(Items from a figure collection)
* begin *
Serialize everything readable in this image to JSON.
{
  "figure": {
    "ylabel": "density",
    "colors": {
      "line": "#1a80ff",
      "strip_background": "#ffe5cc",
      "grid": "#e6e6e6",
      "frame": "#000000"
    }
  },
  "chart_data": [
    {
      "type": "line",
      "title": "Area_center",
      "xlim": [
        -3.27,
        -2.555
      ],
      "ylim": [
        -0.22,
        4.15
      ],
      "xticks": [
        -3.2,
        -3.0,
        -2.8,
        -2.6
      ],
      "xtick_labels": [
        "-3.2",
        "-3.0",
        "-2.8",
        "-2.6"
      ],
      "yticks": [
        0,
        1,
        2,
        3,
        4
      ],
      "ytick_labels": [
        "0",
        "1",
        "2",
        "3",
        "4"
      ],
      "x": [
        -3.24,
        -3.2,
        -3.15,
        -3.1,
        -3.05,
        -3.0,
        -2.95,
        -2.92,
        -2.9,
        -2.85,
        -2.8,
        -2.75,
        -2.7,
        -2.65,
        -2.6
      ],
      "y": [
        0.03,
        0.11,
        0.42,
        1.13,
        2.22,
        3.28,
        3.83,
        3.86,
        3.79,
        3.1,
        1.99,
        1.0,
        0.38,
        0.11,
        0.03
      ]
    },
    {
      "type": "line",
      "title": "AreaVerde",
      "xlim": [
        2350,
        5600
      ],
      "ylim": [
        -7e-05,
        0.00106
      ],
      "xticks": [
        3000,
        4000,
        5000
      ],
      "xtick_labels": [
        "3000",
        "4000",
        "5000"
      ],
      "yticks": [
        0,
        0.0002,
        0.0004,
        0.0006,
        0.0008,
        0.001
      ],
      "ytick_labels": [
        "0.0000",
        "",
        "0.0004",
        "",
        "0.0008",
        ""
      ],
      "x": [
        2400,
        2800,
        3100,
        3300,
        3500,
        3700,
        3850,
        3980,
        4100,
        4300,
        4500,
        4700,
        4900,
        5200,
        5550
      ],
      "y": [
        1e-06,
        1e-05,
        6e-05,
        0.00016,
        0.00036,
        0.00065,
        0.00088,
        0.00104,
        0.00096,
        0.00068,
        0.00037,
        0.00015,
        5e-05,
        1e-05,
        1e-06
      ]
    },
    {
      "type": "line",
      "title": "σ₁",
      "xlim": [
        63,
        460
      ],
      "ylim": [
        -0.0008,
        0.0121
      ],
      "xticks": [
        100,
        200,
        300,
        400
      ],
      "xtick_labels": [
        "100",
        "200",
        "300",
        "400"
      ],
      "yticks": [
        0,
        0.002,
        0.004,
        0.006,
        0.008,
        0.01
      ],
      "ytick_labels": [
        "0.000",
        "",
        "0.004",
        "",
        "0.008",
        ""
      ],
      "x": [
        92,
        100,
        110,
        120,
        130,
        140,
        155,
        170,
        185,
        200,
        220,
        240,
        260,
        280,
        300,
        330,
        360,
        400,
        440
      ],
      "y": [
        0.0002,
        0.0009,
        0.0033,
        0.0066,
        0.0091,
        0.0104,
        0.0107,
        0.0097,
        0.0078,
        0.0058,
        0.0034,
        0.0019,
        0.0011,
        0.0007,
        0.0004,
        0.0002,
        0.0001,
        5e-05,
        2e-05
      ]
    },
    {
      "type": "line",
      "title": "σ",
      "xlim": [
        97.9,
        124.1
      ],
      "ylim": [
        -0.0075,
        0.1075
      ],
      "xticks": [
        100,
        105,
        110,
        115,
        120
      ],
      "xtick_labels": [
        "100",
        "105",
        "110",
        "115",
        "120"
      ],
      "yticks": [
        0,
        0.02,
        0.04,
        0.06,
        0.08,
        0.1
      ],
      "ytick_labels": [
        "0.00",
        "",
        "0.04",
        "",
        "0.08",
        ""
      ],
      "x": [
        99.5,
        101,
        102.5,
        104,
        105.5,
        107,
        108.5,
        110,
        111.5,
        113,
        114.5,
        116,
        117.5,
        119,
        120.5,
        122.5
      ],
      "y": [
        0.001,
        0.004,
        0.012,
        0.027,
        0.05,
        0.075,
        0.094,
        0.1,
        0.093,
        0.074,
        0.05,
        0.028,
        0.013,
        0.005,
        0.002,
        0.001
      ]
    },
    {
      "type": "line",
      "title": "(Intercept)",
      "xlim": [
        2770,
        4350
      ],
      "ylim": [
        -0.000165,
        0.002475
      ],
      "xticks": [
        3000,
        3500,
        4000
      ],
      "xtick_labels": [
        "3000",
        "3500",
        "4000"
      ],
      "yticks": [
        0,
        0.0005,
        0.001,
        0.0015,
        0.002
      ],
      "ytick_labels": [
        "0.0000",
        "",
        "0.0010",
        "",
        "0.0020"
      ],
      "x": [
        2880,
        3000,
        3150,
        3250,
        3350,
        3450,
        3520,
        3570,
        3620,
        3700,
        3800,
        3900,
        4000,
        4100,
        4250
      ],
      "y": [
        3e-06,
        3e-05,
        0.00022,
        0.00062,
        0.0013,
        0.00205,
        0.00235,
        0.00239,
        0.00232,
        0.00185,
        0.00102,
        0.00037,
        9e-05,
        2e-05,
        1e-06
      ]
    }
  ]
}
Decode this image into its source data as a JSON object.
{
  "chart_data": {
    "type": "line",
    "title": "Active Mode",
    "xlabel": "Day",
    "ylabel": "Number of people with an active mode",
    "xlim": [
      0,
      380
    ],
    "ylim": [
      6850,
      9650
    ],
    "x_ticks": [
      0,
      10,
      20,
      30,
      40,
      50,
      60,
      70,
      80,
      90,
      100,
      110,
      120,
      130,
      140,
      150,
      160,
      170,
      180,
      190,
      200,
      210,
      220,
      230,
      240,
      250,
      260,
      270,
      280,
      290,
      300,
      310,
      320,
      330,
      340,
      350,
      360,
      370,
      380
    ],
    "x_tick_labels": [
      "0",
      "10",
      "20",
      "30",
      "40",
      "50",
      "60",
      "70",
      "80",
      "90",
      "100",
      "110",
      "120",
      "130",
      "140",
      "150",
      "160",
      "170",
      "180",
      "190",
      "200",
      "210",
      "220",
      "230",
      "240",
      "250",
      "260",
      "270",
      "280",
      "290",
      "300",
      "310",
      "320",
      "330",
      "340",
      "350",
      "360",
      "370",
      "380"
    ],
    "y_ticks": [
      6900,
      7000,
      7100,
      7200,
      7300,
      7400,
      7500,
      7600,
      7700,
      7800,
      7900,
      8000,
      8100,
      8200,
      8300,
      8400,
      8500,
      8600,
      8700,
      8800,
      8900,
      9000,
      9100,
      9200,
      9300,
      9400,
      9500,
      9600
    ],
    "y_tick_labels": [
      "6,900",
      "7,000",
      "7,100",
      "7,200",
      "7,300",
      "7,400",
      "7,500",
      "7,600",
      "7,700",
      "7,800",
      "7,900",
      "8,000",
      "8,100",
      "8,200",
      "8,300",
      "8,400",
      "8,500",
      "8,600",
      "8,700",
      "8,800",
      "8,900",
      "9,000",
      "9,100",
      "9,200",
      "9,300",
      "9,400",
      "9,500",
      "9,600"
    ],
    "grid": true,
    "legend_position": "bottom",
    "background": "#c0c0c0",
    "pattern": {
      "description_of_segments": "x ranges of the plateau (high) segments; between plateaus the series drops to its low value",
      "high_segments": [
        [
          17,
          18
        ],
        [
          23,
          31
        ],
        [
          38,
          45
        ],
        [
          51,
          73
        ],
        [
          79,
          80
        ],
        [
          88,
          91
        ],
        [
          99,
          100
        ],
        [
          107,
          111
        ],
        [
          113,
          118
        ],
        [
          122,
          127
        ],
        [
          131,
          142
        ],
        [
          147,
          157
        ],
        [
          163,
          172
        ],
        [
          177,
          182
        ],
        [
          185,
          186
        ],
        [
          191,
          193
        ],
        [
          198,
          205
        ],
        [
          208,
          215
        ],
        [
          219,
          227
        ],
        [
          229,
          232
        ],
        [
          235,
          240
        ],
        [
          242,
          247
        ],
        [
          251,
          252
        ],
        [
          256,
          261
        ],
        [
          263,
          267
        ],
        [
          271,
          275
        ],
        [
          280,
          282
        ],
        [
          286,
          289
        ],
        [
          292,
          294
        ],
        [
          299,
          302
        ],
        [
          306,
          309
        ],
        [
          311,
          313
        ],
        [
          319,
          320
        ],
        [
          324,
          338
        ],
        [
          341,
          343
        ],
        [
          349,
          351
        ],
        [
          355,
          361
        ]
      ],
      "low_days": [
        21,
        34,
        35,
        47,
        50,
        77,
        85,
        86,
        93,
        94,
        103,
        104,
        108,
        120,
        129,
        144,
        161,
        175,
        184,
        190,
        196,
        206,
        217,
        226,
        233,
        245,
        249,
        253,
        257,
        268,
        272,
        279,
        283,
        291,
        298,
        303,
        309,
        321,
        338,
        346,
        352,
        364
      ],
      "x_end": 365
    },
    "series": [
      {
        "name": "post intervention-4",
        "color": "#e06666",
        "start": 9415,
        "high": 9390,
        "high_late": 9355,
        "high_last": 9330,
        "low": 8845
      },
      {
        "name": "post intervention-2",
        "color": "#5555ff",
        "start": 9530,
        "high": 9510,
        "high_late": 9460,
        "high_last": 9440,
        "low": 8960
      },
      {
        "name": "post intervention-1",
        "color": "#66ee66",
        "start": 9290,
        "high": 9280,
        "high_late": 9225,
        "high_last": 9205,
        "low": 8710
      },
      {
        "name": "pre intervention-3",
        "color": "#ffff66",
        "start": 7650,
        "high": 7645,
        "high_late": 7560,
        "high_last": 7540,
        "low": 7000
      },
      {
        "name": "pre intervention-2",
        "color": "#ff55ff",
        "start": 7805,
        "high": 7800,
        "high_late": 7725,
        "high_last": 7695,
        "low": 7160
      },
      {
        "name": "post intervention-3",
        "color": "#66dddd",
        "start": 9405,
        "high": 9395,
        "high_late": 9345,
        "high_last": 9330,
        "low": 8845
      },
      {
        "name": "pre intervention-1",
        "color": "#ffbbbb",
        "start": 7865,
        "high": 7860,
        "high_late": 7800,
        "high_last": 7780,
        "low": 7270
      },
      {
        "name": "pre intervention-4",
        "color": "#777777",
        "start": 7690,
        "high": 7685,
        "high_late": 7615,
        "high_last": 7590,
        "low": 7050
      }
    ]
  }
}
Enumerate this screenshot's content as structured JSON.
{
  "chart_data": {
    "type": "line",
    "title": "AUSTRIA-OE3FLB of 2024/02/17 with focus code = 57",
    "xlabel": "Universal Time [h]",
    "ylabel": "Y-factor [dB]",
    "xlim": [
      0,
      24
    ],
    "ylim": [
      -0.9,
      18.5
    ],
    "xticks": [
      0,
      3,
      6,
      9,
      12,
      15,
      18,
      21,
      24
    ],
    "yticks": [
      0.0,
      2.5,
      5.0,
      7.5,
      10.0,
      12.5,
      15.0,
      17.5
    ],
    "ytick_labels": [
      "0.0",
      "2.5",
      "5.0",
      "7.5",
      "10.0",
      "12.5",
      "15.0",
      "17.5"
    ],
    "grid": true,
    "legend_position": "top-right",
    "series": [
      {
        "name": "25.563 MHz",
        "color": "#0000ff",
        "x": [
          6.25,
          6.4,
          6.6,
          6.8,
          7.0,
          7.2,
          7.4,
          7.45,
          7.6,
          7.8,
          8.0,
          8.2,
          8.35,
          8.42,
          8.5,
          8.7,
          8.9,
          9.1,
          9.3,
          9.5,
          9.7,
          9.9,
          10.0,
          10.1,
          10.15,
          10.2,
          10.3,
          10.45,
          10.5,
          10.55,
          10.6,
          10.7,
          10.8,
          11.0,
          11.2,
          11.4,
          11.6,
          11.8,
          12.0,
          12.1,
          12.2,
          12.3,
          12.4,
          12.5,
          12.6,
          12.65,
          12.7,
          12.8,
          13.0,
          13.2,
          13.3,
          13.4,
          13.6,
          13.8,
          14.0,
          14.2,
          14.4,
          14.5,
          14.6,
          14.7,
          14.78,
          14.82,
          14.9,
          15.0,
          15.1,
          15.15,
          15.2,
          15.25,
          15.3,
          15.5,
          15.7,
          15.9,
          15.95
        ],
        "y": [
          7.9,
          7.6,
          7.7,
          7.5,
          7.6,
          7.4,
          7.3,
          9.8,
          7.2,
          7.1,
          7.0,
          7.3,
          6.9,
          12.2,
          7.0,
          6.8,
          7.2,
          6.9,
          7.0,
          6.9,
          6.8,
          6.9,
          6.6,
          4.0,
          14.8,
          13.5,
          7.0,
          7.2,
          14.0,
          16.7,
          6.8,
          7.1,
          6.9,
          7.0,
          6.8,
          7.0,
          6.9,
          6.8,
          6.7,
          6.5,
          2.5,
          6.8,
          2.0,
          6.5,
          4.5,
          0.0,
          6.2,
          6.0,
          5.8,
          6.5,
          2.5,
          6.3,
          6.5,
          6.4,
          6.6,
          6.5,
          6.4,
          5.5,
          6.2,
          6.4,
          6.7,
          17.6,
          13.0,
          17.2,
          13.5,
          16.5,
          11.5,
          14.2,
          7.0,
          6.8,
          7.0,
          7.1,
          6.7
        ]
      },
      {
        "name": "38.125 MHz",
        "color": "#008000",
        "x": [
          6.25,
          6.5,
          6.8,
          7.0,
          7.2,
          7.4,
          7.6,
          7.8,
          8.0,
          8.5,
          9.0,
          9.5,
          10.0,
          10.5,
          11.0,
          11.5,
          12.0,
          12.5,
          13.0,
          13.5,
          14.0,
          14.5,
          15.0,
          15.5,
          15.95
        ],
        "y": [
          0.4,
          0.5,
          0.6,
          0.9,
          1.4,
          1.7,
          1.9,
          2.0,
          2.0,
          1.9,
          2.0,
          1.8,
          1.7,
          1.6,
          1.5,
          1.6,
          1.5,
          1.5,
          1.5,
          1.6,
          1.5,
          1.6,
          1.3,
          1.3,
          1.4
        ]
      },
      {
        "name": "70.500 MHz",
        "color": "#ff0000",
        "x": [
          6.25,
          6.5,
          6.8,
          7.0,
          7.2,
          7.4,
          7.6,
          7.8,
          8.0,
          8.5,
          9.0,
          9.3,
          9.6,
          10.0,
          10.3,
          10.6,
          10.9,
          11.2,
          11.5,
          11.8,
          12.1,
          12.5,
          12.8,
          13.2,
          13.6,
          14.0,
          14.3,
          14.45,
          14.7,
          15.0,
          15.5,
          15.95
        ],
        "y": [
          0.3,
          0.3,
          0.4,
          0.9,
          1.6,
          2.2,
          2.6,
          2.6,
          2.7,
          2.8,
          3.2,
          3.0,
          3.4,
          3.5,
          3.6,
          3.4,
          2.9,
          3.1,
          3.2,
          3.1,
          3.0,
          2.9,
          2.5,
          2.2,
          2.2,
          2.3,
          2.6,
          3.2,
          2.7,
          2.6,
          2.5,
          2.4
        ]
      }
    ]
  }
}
* end *
To be done –
In the listing above, how many lines include the word "this"? Answer with the number and nothing more.

Written response –
3